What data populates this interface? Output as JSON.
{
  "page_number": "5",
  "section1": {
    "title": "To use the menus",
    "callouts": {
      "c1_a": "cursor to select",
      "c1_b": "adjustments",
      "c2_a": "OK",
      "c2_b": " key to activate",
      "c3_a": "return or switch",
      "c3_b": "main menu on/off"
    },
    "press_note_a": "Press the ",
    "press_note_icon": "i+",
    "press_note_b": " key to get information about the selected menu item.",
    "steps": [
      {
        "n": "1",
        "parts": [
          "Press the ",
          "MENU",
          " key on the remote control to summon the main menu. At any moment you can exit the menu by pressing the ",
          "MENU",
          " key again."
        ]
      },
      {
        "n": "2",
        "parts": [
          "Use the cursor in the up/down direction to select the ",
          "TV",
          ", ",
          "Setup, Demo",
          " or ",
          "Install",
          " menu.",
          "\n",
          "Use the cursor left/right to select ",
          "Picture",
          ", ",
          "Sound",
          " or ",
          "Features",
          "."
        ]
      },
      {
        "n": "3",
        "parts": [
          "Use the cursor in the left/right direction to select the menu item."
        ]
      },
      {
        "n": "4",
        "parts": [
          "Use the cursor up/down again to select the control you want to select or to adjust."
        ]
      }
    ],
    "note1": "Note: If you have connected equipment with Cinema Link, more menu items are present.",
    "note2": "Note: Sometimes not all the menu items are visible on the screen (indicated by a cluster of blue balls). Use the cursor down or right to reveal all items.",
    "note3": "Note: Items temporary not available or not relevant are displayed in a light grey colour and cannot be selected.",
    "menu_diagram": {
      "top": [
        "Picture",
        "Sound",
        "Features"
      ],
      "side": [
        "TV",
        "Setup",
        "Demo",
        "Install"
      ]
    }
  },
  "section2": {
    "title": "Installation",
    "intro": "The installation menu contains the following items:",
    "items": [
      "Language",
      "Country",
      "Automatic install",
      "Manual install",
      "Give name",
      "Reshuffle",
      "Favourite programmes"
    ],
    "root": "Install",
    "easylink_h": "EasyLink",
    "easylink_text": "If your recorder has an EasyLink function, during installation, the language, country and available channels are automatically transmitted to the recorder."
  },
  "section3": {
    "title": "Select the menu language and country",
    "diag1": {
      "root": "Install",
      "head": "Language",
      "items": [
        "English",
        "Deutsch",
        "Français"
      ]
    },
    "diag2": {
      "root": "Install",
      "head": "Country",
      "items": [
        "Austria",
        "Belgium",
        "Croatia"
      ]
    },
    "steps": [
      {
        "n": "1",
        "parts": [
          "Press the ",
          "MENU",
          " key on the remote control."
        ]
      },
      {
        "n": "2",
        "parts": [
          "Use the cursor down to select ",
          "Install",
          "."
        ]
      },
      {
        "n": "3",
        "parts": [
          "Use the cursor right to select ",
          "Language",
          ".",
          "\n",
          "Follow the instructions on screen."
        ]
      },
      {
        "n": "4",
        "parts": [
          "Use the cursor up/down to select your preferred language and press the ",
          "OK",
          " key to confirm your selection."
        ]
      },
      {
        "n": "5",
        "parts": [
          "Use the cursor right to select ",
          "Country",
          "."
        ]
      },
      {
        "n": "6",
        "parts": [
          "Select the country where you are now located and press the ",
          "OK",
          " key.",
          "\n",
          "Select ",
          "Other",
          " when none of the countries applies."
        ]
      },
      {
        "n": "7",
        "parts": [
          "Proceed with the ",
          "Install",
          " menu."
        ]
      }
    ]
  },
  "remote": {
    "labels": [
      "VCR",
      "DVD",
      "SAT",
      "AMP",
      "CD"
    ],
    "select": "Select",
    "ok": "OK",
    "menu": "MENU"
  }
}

-------

Every entry should be printed again exactly as written.

What data populates this interface? Output as JSON.
{
  "page_number": "5",
  "section1": {
    "title": "To use the menus",
    "callouts": {
      "c1_a": "cursor to select",
      "c1_b": "adjustments",
      "c2_a": "OK",
      "c2_b": " key to activate",
      "c3_a": "return or switch",
      "c3_b": "main menu on/off"
    },
    "press_note_a": "Press the ",
    "press_note_icon": "i+",
    "press_note_b": " key to get information about the selected menu item.",
    "steps": [
      {
        "n": "1",
        "parts": [
          "Press the ",
          "MENU",
          " key on the remote control to summon the main menu. At any moment you can exit the menu by pressing the ",
          "MENU",
          " key again."
        ]
      },
      {
        "n": "2",
        "parts": [
          "Use the cursor in the up/down direction to select the ",
          "TV",
          ", ",
          "Setup, Demo",
          " or ",
          "Install",
          " menu.",
          "\n",
          "Use the cursor left/right to select ",
          "Picture",
          ", ",
          "Sound",
          " or ",
          "Features",
          "."
        ]
      },
      {
        "n": "3",
        "parts": [
          "Use the cursor in the left/right direction to select the menu item."
        ]
      },
      {
        "n": "4",
        "parts": [
          "Use the cursor up/down again to select the control you want to select or to adjust."
        ]
      }
    ],
    "note1": "Note: If you have connected equipment with Cinema Link, more menu items are present.",
    "note2": "Note: Sometimes not all the menu items are visible on the screen (indicated by a cluster of blue balls). Use the cursor down or right to reveal all items.",
    "note3": "Note: Items temporary not available or not relevant are displayed in a light grey colour and cannot be selected.",
    "menu_diagram": {
      "top": [
        "Picture",
        "Sound",
        "Features"
      ],
      "side": [
        "TV",
        "Setup",
        "Demo",
        "Install"
      ]
    }
  },
  "section2": {
    "title": "Installation",
    "intro": "The installation menu contains the following items:",
    "items": [
      "Language",
      "Country",
      "Automatic install",
      "Manual install",
      "Give name",
      "Reshuffle",
      "Favourite programmes"
    ],
    "root": "Install",
    "easylink_h": "EasyLink",
    "easylink_text": "If your recorder has an EasyLink function, during installation, the language, country and available channels are automatically transmitted to the recorder."
  },
  "section3": {
    "title": "Select the menu language and country",
    "diag1": {
      "root": "Install",
      "head": "Language",
      "items": [
        "English",
        "Deutsch",
        "Français"
      ]
    },
    "diag2": {
      "root": "Install",
      "head": "Country",
      "items": [
        "Austria",
        "Belgium",
        "Croatia"
      ]
    },
    "steps": [
      {
        "n": "1",
        "parts": [
          "Press the ",
          "MENU",
          " key on the remote control."
        ]
      },
      {
        "n": "2",
        "parts": [
          "Use the cursor down to select ",
          "Install",
          "."
        ]
      },
      {
        "n": "3",
        "parts": [
          "Use the cursor right to select ",
          "Language",
          ".",
          "\n",
          "Follow the instructions on screen."
        ]
      },
      {
        "n": "4",
        "parts": [
          "Use the cursor up/down to select your preferred language and press the ",
          "OK",
          " key to confirm your selection."
        ]
      },
      {
        "n": "5",
        "parts": [
          "Use the cursor right to select ",
          "Country",
          "."
        ]
      },
      {
        "n": "6",
        "parts": [
          "Select the country where you are now located and press the ",
          "OK",
          " key.",
          "\n",
          "Select ",
          "Other",
          " when none of the countries applies."
        ]
      },
      {
        "n": "7",
        "parts": [
          "Proceed with the ",
          "Install",
          " menu."
        ]
      }
    ]
  },
  "remote": {
    "labels": [
      "VCR",
      "DVD",
      "SAT",
      "AMP",
      "CD"
    ],
    "select": "Select",
    "ok": "OK",
    "menu": "MENU"
  }
}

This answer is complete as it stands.